**JOB:**
Copy out the data exactly, leaving the pictures behind.

**MATERIAL SHOWN:**
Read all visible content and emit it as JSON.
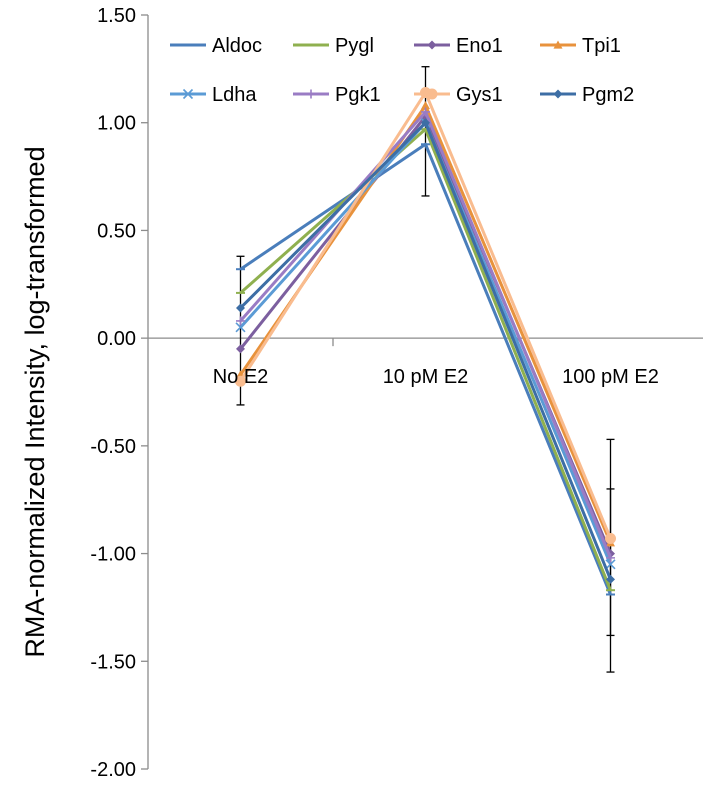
{
  "chart_data": {
    "type": "line",
    "title": "",
    "xlabel": "",
    "ylabel": "RMA-normalized Intensity, log-transformed",
    "categories": [
      "No E2",
      "10 pM E2",
      "100 pM E2"
    ],
    "ylim": [
      -2.0,
      1.5
    ],
    "ytick_values": [
      1.5,
      1.0,
      0.5,
      0.0,
      -0.5,
      -1.0,
      -1.5,
      -2.0
    ],
    "ytick_labels": [
      "1.50",
      "1.00",
      "0.50",
      "0.00",
      "-0.50",
      "-1.00",
      "-1.50",
      "-2.00"
    ],
    "grid": false,
    "legend_position": "top",
    "series": [
      {
        "name": "Aldoc",
        "values": [
          0.32,
          0.9,
          -1.19
        ],
        "color": "#4a7ebb",
        "marker": "dash"
      },
      {
        "name": "Pygl",
        "values": [
          0.21,
          0.97,
          -1.17
        ],
        "color": "#8fb04f",
        "marker": "dash"
      },
      {
        "name": "Eno1",
        "values": [
          -0.05,
          1.03,
          -1.0
        ],
        "color": "#7c5f9f",
        "marker": "diamond"
      },
      {
        "name": "Tpi1",
        "values": [
          -0.17,
          1.08,
          -0.95
        ],
        "color": "#e8923c",
        "marker": "triangle"
      },
      {
        "name": "Ldha",
        "values": [
          0.05,
          1.0,
          -1.05
        ],
        "color": "#5b9bd5",
        "marker": "x"
      },
      {
        "name": "Pgk1",
        "values": [
          0.08,
          1.05,
          -1.02
        ],
        "color": "#9a7cc4",
        "marker": "plus"
      },
      {
        "name": "Gys1",
        "values": [
          -0.2,
          1.14,
          -0.93
        ],
        "color": "#f9bc8f",
        "marker": "circle"
      },
      {
        "name": "Pgm2",
        "values": [
          0.14,
          1.0,
          -1.12
        ],
        "color": "#3d6ea5",
        "marker": "diamond"
      }
    ],
    "error_bars": [
      {
        "category": "No E2",
        "low": -0.31,
        "high": 0.38
      },
      {
        "category": "10 pM E2",
        "low": 0.66,
        "high": 1.26
      },
      {
        "category": "100 pM E2",
        "low": -1.55,
        "high": -0.47
      },
      {
        "category": "100 pM E2",
        "low": -1.38,
        "high": -0.7
      }
    ]
  }
}
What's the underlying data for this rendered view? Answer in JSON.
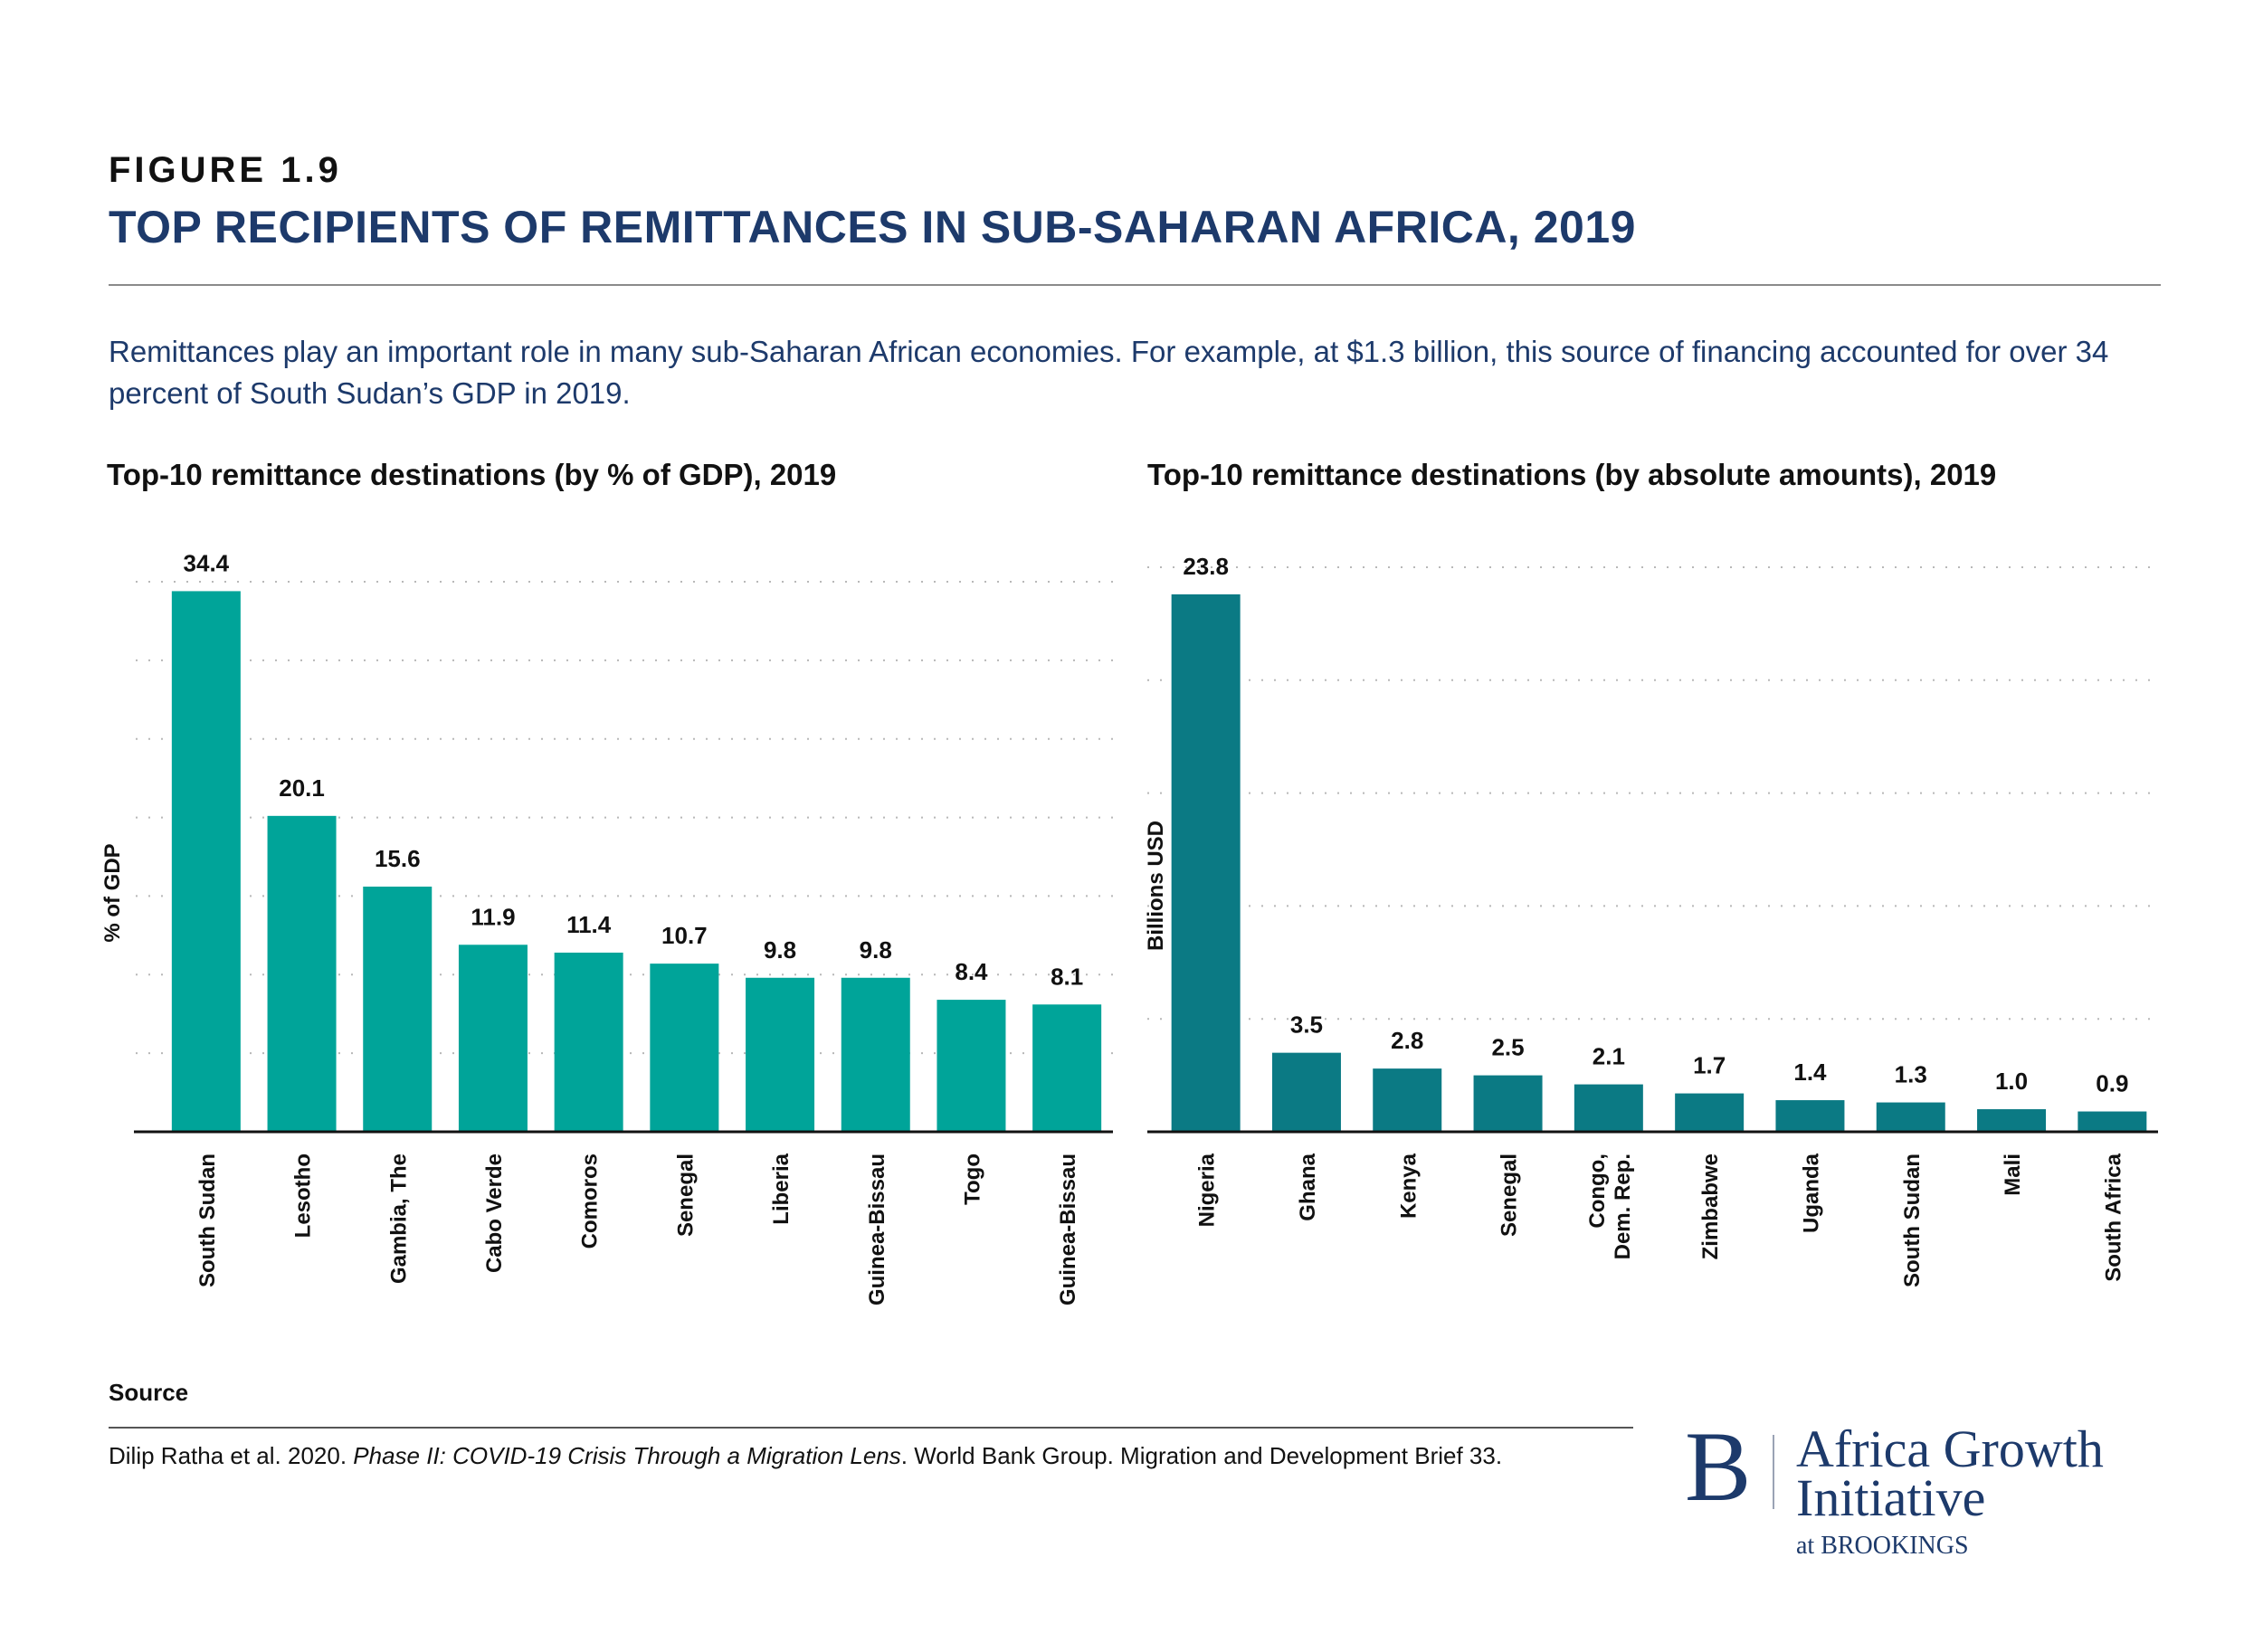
{
  "figure": {
    "label": "FIGURE 1.9",
    "title": "TOP RECIPIENTS OF REMITTANCES IN SUB-SAHARAN AFRICA, 2019",
    "intro": "Remittances play an important role in many sub-Saharan African economies. For example, at $1.3 billion, this source of financing accounted for over 34 percent of South Sudan’s GDP in 2019."
  },
  "colors": {
    "title": "#1d3a6b",
    "bar_left": "#00a499",
    "bar_right": "#0b7a84"
  },
  "chart_data": [
    {
      "type": "bar",
      "title": "Top-10 remittance destinations (by % of GDP), 2019",
      "xlabel": "",
      "ylabel": "% of GDP",
      "ylim": [
        0,
        35
      ],
      "grid": true,
      "gridlines": [
        5,
        10,
        15,
        20,
        25,
        30,
        35
      ],
      "y_tick_labels_shown": false,
      "categories": [
        "South Sudan",
        "Lesotho",
        "Gambia, The",
        "Cabo Verde",
        "Comoros",
        "Senegal",
        "Liberia",
        "Guinea-Bissau",
        "Togo",
        "Guinea-Bissau"
      ],
      "values": [
        34.4,
        20.1,
        15.6,
        11.9,
        11.4,
        10.7,
        9.8,
        9.8,
        8.4,
        8.1
      ],
      "data_labels": [
        "34.4",
        "20.1",
        "15.6",
        "11.9",
        "11.4",
        "10.7",
        "9.8",
        "9.8",
        "8.4",
        "8.1"
      ]
    },
    {
      "type": "bar",
      "title": "Top-10 remittance destinations (by absolute amounts), 2019",
      "xlabel": "",
      "ylabel": "Billions USD",
      "ylim": [
        0,
        25
      ],
      "grid": true,
      "gridlines": [
        5,
        10,
        15,
        20,
        25
      ],
      "y_tick_labels_shown": false,
      "categories": [
        "Nigeria",
        "Ghana",
        "Kenya",
        "Senegal",
        "Congo,\nDem. Rep.",
        "Zimbabwe",
        "Uganda",
        "South Sudan",
        "Mali",
        "South Africa"
      ],
      "values": [
        23.8,
        3.5,
        2.8,
        2.5,
        2.1,
        1.7,
        1.4,
        1.3,
        1.0,
        0.9
      ],
      "data_labels": [
        "23.8",
        "3.5",
        "2.8",
        "2.5",
        "2.1",
        "1.7",
        "1.4",
        "1.3",
        "1.0",
        "0.9"
      ]
    }
  ],
  "source": {
    "label": "Source",
    "text_before": "Dilip Ratha et al. 2020. ",
    "text_italic": "Phase II: COVID-19 Crisis Through a Migration Lens",
    "text_after": ". World Bank Group. Migration and Development Brief 33."
  },
  "logo": {
    "mark": "B",
    "line1": "Africa Growth",
    "line2": "Initiative",
    "line3": "at BROOKINGS"
  }
}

**ANSWER FOR THE TASK:**
Read all visible content and emit it as JSON.
{
  "chart_data": {
    "type": "line",
    "title": "",
    "xlabel": "",
    "ylabel": "RMA-normalized Intensity, log-transformed",
    "categories": [
      "No E2",
      "10 pM E2",
      "100 pM E2"
    ],
    "ylim": [
      -2.0,
      1.5
    ],
    "ytick_values": [
      1.5,
      1.0,
      0.5,
      0.0,
      -0.5,
      -1.0,
      -1.5,
      -2.0
    ],
    "ytick_labels": [
      "1.50",
      "1.00",
      "0.50",
      "0.00",
      "-0.50",
      "-1.00",
      "-1.50",
      "-2.00"
    ],
    "grid": false,
    "legend_position": "top",
    "series": [
      {
        "name": "Aldoc",
        "values": [
          0.32,
          0.9,
          -1.19
        ],
        "color": "#4a7ebb",
        "marker": "dash"
      },
      {
        "name": "Pygl",
        "values": [
          0.21,
          0.97,
          -1.17
        ],
        "color": "#8fb04f",
        "marker": "dash"
      },
      {
        "name": "Eno1",
        "values": [
          -0.05,
          1.03,
          -1.0
        ],
        "color": "#7c5f9f",
        "marker": "diamond"
      },
      {
        "name": "Tpi1",
        "values": [
          -0.17,
          1.08,
          -0.95
        ],
        "color": "#e8923c",
        "marker": "triangle"
      },
      {
        "name": "Ldha",
        "values": [
          0.05,
          1.0,
          -1.05
        ],
        "color": "#5b9bd5",
        "marker": "x"
      },
      {
        "name": "Pgk1",
        "values": [
          0.08,
          1.05,
          -1.02
        ],
        "color": "#9a7cc4",
        "marker": "plus"
      },
      {
        "name": "Gys1",
        "values": [
          -0.2,
          1.14,
          -0.93
        ],
        "color": "#f9bc8f",
        "marker": "circle"
      },
      {
        "name": "Pgm2",
        "values": [
          0.14,
          1.0,
          -1.12
        ],
        "color": "#3d6ea5",
        "marker": "diamond"
      }
    ],
    "error_bars": [
      {
        "category": "No E2",
        "low": -0.31,
        "high": 0.38
      },
      {
        "category": "10 pM E2",
        "low": 0.66,
        "high": 1.26
      },
      {
        "category": "100 pM E2",
        "low": -1.55,
        "high": -0.47
      },
      {
        "category": "100 pM E2",
        "low": -1.38,
        "high": -0.7
      }
    ]
  }
}
What's the underlying data for this rendered view? Answer in JSON.
{
  "figure": {
    "label": "FIGURE 1.9",
    "title": "TOP RECIPIENTS OF REMITTANCES IN SUB-SAHARAN AFRICA, 2019",
    "intro": "Remittances play an important role in many sub-Saharan African economies. For example, at $1.3 billion, this source of financing accounted for over 34 percent of South Sudan’s GDP in 2019."
  },
  "colors": {
    "title": "#1d3a6b",
    "bar_left": "#00a499",
    "bar_right": "#0b7a84"
  },
  "chart_data": [
    {
      "type": "bar",
      "title": "Top-10 remittance destinations (by % of GDP), 2019",
      "xlabel": "",
      "ylabel": "% of GDP",
      "ylim": [
        0,
        35
      ],
      "grid": true,
      "gridlines": [
        5,
        10,
        15,
        20,
        25,
        30,
        35
      ],
      "y_tick_labels_shown": false,
      "categories": [
        "South Sudan",
        "Lesotho",
        "Gambia, The",
        "Cabo Verde",
        "Comoros",
        "Senegal",
        "Liberia",
        "Guinea-Bissau",
        "Togo",
        "Guinea-Bissau"
      ],
      "values": [
        34.4,
        20.1,
        15.6,
        11.9,
        11.4,
        10.7,
        9.8,
        9.8,
        8.4,
        8.1
      ],
      "data_labels": [
        "34.4",
        "20.1",
        "15.6",
        "11.9",
        "11.4",
        "10.7",
        "9.8",
        "9.8",
        "8.4",
        "8.1"
      ]
    },
    {
      "type": "bar",
      "title": "Top-10 remittance destinations (by absolute amounts), 2019",
      "xlabel": "",
      "ylabel": "Billions USD",
      "ylim": [
        0,
        25
      ],
      "grid": true,
      "gridlines": [
        5,
        10,
        15,
        20,
        25
      ],
      "y_tick_labels_shown": false,
      "categories": [
        "Nigeria",
        "Ghana",
        "Kenya",
        "Senegal",
        "Congo,\nDem. Rep.",
        "Zimbabwe",
        "Uganda",
        "South Sudan",
        "Mali",
        "South Africa"
      ],
      "values": [
        23.8,
        3.5,
        2.8,
        2.5,
        2.1,
        1.7,
        1.4,
        1.3,
        1.0,
        0.9
      ],
      "data_labels": [
        "23.8",
        "3.5",
        "2.8",
        "2.5",
        "2.1",
        "1.7",
        "1.4",
        "1.3",
        "1.0",
        "0.9"
      ]
    }
  ],
  "source": {
    "label": "Source",
    "text_before": "Dilip Ratha et al. 2020. ",
    "text_italic": "Phase II: COVID-19 Crisis Through a Migration Lens",
    "text_after": ". World Bank Group. Migration and Development Brief 33."
  },
  "logo": {
    "mark": "B",
    "line1": "Africa Growth",
    "line2": "Initiative",
    "line3": "at BROOKINGS"
  }
}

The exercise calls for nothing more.